WHAT THE TASK REQUIRES — Filter these entries so that only lines with the word "make" remain.
━━ PROVIDED DATA ━━
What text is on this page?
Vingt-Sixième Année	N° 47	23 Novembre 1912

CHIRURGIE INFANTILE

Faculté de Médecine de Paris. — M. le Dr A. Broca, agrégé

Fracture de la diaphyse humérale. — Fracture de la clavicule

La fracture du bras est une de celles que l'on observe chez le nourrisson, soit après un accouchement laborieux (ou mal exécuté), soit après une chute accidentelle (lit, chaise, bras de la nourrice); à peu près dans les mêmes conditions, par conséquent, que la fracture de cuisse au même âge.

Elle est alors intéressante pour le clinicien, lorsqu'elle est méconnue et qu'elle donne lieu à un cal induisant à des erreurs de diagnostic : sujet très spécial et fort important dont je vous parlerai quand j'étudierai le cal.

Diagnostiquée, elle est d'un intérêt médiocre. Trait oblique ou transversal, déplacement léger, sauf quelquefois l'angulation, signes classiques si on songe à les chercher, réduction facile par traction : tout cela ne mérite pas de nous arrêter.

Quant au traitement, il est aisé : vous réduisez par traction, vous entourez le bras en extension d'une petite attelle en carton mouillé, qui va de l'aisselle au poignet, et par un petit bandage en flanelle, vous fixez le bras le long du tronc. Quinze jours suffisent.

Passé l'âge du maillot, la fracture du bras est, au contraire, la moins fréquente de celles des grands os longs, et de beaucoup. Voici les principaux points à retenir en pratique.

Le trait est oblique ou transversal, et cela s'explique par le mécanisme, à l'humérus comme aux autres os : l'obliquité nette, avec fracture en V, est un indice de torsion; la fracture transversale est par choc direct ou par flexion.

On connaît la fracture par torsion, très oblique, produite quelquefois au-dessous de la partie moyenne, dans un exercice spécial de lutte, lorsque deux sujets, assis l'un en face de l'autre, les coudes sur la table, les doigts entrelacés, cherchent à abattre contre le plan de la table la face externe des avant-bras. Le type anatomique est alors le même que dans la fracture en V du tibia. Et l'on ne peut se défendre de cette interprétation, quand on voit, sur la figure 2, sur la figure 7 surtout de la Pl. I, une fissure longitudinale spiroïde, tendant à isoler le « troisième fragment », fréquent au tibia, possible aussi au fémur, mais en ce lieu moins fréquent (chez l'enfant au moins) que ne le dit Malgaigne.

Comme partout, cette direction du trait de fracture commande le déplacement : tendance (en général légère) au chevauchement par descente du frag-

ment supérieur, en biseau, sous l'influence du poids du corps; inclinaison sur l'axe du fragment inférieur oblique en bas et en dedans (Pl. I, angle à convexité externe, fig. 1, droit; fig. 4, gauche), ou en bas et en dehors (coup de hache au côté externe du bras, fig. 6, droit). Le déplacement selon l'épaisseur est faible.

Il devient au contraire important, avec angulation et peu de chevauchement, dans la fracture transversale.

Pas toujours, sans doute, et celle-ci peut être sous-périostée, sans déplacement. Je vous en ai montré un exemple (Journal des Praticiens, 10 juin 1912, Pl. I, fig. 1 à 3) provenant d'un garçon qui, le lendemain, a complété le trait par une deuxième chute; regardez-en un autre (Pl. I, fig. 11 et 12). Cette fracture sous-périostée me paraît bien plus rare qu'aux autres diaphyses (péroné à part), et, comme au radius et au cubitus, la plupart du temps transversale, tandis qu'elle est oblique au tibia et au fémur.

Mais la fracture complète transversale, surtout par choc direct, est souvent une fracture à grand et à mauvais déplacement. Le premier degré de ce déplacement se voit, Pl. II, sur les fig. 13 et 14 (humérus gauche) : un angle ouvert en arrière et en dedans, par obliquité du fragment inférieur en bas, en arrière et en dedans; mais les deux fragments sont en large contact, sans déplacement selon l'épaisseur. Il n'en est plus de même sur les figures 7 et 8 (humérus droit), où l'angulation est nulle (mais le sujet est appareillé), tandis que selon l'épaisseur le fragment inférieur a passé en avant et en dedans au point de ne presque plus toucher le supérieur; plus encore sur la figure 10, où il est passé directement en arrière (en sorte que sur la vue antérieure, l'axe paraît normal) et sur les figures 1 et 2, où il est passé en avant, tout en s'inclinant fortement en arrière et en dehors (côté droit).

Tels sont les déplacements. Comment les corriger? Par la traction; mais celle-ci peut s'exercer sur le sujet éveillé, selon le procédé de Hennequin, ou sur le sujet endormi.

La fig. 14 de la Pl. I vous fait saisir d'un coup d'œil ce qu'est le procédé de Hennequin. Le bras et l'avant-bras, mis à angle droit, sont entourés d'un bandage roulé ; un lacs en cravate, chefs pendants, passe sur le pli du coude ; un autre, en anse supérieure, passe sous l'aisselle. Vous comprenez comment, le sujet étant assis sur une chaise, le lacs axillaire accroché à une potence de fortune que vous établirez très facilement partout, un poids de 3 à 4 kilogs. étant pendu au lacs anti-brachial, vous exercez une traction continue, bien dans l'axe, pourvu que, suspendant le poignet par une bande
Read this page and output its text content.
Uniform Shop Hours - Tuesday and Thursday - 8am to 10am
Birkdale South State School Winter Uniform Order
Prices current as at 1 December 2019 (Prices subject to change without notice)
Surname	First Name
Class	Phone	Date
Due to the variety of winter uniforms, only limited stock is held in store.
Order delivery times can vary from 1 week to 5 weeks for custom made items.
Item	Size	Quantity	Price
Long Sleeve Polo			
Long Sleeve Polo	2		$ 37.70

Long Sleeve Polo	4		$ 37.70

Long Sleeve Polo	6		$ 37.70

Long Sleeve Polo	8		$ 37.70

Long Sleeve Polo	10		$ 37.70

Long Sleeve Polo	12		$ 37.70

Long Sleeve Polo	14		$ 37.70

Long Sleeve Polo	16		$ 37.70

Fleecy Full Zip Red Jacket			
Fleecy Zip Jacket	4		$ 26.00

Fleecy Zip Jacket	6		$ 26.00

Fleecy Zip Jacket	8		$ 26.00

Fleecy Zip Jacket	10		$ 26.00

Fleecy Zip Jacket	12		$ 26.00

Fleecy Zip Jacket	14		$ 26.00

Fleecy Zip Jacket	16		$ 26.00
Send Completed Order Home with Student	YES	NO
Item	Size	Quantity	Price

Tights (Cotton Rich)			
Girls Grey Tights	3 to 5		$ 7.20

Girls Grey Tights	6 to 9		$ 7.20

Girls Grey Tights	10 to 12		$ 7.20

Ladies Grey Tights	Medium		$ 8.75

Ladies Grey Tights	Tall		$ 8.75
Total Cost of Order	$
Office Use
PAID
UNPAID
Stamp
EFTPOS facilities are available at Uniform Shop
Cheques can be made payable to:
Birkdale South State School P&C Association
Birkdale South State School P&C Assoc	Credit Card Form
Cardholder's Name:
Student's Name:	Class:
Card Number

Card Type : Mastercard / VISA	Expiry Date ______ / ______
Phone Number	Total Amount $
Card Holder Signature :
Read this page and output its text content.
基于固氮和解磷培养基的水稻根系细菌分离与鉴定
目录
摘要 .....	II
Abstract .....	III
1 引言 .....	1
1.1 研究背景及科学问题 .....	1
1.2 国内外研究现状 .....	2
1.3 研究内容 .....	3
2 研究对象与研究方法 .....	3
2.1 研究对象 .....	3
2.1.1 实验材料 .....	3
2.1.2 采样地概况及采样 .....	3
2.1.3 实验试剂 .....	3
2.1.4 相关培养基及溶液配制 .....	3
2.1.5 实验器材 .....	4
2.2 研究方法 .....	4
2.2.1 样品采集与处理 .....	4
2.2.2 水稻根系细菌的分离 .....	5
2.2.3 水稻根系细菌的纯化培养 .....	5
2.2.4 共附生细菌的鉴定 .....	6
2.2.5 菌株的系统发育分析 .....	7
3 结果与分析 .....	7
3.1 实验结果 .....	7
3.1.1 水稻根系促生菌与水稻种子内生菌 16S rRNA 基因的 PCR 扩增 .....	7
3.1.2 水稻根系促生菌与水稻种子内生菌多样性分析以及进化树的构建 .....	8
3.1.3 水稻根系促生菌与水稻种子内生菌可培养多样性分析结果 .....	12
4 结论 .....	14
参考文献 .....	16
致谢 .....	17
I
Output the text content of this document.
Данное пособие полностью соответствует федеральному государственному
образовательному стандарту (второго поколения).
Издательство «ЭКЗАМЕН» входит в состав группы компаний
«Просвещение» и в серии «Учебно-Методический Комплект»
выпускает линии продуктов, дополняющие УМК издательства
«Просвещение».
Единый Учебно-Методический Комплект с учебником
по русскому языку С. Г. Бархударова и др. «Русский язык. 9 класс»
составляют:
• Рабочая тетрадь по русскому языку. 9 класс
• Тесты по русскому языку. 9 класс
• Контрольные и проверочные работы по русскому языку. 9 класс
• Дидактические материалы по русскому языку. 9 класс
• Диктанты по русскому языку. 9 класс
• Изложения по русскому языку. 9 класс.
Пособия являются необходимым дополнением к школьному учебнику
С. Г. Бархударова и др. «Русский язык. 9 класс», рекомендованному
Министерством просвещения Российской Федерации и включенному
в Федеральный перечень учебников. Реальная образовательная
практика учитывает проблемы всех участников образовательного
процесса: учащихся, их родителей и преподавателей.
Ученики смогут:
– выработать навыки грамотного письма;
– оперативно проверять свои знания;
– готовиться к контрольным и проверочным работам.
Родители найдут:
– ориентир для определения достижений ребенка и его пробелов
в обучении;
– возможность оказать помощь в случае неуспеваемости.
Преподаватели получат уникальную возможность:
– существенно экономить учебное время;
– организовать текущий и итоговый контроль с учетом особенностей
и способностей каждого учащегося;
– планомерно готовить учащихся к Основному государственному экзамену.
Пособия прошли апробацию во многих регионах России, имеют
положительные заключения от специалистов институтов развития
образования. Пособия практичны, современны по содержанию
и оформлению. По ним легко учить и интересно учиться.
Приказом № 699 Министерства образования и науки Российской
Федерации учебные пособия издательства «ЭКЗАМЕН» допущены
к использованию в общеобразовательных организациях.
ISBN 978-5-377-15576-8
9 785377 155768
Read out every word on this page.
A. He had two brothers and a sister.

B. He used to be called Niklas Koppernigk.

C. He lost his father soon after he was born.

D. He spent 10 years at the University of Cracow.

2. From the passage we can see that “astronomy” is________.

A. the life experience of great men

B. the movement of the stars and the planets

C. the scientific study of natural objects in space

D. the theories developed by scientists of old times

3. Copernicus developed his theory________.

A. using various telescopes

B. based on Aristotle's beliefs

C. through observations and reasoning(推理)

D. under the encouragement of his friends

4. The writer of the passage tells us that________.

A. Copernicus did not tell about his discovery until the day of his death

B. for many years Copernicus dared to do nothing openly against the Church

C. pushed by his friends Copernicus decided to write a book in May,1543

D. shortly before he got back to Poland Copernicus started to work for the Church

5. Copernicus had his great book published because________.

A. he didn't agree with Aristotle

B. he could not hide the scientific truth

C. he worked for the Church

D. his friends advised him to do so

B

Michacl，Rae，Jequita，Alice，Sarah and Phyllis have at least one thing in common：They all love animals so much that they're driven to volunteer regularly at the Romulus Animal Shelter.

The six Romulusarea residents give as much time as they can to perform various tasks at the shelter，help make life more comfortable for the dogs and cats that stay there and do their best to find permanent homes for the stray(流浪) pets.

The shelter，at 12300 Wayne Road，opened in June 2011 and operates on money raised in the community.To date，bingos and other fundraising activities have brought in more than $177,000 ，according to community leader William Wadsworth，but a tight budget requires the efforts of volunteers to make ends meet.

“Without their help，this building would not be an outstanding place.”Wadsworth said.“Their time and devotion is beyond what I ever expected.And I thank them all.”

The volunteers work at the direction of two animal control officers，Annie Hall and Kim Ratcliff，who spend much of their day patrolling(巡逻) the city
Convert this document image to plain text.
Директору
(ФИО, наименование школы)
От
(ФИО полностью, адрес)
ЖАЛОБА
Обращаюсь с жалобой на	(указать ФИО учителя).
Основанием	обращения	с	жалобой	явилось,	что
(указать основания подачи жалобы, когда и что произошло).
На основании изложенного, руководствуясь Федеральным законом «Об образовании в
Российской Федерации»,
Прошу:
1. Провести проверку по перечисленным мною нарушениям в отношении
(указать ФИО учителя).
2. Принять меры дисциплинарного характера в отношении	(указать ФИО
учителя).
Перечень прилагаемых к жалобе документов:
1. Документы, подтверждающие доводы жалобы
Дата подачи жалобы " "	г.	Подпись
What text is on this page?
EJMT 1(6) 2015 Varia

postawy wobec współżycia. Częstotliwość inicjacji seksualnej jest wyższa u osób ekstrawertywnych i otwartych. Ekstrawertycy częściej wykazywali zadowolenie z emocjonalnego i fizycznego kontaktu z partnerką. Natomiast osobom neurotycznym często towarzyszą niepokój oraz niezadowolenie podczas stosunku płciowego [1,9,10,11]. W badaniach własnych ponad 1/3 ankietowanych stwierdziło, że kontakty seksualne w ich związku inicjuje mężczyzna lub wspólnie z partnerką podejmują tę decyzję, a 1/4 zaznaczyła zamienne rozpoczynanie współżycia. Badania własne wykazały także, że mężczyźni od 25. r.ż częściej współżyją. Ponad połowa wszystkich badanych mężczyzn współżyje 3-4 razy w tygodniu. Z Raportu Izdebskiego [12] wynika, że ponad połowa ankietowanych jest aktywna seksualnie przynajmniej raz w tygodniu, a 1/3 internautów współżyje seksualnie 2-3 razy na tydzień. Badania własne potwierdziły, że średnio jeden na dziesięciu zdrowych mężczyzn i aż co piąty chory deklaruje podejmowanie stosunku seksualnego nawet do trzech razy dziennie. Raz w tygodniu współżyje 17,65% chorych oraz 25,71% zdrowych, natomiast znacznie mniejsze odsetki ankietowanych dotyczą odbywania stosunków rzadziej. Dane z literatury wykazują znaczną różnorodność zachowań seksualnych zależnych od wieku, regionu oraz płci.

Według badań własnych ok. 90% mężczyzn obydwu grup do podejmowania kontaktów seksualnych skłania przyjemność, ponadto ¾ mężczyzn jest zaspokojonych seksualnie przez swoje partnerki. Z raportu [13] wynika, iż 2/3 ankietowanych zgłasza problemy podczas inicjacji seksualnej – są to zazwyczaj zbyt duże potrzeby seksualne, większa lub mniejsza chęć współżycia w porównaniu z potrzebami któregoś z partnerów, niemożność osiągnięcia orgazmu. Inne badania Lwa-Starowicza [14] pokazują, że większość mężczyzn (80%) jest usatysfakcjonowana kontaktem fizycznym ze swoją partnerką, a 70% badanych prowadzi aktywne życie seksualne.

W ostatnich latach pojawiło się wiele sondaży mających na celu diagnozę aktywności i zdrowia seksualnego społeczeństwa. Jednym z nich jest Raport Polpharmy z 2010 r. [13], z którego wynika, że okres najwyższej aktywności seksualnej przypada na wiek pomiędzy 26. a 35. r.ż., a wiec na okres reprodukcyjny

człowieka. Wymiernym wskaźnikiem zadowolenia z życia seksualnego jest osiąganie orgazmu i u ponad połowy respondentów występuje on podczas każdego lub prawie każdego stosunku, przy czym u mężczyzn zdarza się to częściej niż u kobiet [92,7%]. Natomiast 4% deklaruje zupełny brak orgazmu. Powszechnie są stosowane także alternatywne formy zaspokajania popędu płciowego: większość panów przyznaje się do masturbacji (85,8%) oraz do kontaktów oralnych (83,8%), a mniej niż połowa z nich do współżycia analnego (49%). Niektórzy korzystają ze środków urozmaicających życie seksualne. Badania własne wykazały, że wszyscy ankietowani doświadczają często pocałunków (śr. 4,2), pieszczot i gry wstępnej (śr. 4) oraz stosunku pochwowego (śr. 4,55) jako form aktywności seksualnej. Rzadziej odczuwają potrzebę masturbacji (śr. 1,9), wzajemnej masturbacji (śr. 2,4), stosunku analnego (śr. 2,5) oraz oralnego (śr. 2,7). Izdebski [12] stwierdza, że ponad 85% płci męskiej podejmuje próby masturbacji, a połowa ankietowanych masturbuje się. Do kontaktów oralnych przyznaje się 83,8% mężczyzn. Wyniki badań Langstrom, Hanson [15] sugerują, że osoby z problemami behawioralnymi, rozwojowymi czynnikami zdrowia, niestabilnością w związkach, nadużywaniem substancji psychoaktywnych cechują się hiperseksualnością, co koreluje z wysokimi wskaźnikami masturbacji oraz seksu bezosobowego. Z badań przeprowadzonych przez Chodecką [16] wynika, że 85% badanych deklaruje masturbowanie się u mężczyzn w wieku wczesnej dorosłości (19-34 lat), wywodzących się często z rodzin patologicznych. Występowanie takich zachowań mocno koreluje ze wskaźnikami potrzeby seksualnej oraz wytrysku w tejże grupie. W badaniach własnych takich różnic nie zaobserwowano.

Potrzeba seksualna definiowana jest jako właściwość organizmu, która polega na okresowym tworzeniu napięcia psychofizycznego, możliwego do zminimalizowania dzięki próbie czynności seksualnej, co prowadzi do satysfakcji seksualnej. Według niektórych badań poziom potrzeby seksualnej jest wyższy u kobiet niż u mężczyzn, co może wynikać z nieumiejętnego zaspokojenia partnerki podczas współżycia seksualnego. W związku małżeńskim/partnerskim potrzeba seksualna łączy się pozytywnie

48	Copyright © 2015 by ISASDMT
━━━
RESULT FOR THIS EXERCISE —
The six Romulusarea residents give as much time as they can to perform various tasks at the shelter，help make life more comfortable for the dogs and cats that stay there and do their best to find permanent homes for the stray(流浪) pets.
The shelter，at 12300 Wayne Road，opened in June 2011 and operates on money raised in the community.To date，bingos and other fundraising activities have brought in more than $177,000 ，according to community leader William Wadsworth，but a tight budget requires the efforts of volunteers to make ends meet.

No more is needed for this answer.